Problem details:
From the entries that follow, gather each line holding the word "door".

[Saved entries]
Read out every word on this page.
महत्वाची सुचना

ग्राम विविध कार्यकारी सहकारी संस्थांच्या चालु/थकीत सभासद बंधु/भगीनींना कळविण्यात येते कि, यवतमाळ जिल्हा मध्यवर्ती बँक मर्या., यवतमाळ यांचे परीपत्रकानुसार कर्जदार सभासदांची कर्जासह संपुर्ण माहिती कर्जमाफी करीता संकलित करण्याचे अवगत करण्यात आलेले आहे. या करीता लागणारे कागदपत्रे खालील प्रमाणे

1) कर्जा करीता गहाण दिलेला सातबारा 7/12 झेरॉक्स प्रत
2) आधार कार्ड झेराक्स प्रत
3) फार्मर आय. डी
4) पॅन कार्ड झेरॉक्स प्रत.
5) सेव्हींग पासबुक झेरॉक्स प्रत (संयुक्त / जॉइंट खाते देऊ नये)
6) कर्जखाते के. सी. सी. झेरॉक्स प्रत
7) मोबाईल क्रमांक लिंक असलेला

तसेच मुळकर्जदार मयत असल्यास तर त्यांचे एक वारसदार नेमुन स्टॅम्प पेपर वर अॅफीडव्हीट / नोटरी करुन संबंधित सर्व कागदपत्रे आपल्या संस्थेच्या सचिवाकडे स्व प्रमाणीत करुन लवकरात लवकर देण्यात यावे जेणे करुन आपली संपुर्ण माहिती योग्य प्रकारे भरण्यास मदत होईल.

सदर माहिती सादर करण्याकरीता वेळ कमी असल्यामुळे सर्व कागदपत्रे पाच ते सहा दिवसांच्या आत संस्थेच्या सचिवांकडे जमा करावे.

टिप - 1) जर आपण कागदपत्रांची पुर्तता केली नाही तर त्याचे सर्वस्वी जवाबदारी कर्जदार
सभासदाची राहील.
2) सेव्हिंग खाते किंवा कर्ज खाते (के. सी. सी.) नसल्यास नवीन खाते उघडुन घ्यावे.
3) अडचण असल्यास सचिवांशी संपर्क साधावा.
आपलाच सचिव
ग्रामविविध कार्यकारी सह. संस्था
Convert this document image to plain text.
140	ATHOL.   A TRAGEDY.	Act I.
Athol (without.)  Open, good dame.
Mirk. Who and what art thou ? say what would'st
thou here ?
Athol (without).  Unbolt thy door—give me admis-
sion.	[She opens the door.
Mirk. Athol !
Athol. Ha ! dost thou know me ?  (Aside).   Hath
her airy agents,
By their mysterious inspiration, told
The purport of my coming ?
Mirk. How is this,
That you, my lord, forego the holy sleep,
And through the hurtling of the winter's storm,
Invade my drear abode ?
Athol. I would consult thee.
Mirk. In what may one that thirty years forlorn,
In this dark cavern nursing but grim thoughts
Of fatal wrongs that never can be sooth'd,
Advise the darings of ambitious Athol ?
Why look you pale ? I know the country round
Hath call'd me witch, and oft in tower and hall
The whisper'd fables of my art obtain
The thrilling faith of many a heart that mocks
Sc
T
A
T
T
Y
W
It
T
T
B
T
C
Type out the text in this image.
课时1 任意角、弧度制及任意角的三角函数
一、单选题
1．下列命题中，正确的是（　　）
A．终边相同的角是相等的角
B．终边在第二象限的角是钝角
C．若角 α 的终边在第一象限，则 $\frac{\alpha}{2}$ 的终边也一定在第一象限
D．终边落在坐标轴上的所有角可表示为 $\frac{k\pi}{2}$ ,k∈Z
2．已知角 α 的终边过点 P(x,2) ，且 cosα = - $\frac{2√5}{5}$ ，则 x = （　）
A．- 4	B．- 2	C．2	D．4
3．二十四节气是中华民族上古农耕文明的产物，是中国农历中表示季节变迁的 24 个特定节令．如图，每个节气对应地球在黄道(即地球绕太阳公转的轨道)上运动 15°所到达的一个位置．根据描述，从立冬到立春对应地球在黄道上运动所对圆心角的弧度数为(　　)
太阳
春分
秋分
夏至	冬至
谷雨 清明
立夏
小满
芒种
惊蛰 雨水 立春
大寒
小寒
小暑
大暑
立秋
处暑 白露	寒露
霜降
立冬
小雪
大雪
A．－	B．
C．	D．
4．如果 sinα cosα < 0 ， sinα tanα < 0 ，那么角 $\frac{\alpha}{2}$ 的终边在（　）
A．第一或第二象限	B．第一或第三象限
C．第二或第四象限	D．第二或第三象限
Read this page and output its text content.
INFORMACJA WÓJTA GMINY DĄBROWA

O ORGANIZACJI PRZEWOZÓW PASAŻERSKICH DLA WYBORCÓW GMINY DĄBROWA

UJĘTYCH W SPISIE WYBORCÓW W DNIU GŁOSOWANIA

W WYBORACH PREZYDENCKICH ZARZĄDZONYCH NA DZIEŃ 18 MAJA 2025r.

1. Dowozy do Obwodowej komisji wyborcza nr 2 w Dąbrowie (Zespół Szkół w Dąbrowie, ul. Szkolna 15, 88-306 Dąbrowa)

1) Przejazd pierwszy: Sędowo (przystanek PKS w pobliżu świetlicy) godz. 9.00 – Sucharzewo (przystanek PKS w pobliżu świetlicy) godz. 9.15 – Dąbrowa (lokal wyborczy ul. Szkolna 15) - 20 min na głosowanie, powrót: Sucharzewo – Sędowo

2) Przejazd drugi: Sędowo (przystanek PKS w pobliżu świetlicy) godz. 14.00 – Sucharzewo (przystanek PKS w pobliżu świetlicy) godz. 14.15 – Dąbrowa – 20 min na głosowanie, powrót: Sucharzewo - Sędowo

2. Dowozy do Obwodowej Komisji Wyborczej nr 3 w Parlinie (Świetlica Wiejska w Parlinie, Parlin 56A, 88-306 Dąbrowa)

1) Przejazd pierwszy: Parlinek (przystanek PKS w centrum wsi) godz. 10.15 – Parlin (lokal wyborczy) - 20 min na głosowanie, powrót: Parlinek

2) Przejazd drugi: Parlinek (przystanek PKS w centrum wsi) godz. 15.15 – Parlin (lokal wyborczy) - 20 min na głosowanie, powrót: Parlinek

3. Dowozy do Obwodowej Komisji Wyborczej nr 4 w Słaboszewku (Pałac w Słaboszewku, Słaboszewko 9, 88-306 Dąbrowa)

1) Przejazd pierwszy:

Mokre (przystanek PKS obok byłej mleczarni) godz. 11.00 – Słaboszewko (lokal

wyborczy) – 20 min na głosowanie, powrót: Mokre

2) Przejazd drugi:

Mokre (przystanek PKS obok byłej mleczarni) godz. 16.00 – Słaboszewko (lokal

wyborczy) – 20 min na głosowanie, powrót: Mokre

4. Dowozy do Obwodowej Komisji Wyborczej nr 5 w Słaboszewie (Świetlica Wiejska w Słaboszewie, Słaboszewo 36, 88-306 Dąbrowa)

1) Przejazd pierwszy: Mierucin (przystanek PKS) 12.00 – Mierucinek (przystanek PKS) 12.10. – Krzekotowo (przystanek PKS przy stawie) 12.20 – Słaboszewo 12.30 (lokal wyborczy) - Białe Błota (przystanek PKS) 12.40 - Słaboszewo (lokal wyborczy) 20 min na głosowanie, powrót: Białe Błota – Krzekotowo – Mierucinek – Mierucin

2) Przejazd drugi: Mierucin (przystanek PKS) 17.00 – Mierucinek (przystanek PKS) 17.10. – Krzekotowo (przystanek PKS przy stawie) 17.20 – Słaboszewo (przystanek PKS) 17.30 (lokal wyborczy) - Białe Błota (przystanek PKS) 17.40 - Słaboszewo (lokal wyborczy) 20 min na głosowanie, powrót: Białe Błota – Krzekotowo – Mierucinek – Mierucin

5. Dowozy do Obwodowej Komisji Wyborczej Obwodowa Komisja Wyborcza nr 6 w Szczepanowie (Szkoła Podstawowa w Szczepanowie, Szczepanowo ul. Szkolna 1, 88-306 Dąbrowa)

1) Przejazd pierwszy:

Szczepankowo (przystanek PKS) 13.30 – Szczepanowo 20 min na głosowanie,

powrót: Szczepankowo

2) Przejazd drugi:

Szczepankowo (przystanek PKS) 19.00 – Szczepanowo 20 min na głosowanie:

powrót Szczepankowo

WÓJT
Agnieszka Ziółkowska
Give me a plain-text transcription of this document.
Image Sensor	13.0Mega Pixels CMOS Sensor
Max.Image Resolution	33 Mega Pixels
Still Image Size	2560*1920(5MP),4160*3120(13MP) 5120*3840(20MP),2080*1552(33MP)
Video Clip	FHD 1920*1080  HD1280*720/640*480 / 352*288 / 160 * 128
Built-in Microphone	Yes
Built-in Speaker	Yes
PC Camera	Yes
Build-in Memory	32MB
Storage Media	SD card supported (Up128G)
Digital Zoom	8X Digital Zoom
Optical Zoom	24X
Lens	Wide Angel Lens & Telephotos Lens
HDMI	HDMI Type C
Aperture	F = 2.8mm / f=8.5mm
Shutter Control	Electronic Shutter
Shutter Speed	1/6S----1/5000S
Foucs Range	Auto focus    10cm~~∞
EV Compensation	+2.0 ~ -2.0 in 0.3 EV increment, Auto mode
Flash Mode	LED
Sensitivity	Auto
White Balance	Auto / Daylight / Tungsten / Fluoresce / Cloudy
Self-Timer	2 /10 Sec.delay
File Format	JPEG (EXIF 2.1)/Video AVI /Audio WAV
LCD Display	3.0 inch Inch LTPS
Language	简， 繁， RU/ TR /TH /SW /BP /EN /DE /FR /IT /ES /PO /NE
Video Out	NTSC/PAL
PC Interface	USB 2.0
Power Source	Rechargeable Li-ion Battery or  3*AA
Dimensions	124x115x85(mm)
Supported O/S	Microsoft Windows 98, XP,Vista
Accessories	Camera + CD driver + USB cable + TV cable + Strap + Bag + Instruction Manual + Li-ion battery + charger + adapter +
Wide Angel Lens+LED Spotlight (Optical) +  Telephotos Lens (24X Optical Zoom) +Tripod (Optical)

Task response:
Athol (without).  Unbolt thy door—give me admis-
sion.	[She opens the door.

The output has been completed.